┌─ DATA SHOWN

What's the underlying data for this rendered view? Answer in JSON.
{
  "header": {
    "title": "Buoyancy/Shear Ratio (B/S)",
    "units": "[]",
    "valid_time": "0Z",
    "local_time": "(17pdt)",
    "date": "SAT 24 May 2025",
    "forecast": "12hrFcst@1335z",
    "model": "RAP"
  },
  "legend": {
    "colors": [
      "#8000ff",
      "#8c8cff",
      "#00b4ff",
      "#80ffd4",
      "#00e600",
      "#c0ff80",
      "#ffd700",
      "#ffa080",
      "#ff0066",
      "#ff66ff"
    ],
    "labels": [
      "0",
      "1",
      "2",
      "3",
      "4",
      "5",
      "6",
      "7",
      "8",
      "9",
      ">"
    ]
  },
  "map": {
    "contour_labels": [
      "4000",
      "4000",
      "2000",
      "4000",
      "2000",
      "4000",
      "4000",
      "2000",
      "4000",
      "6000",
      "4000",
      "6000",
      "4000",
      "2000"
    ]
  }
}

└─

◆ SET PROBLEM
Extract the data in full. Keep it word for word.

◆ TASK ANSWER
What's the underlying data for this rendered view? Answer in JSON.
{
  "header": {
    "title": "Buoyancy/Shear Ratio (B/S)",
    "units": "[]",
    "valid_time": "0Z",
    "local_time": "(17pdt)",
    "date": "SAT 24 May 2025",
    "forecast": "12hrFcst@1335z",
    "model": "RAP"
  },
  "legend": {
    "colors": [
      "#8000ff",
      "#8c8cff",
      "#00b4ff",
      "#80ffd4",
      "#00e600",
      "#c0ff80",
      "#ffd700",
      "#ffa080",
      "#ff0066",
      "#ff66ff"
    ],
    "labels": [
      "0",
      "1",
      "2",
      "3",
      "4",
      "5",
      "6",
      "7",
      "8",
      "9",
      ">"
    ]
  },
  "map": {
    "contour_labels": [
      "4000",
      "4000",
      "2000",
      "4000",
      "2000",
      "4000",
      "4000",
      "2000",
      "4000",
      "6000",
      "4000",
      "6000",
      "4000",
      "2000"
    ]
  }
}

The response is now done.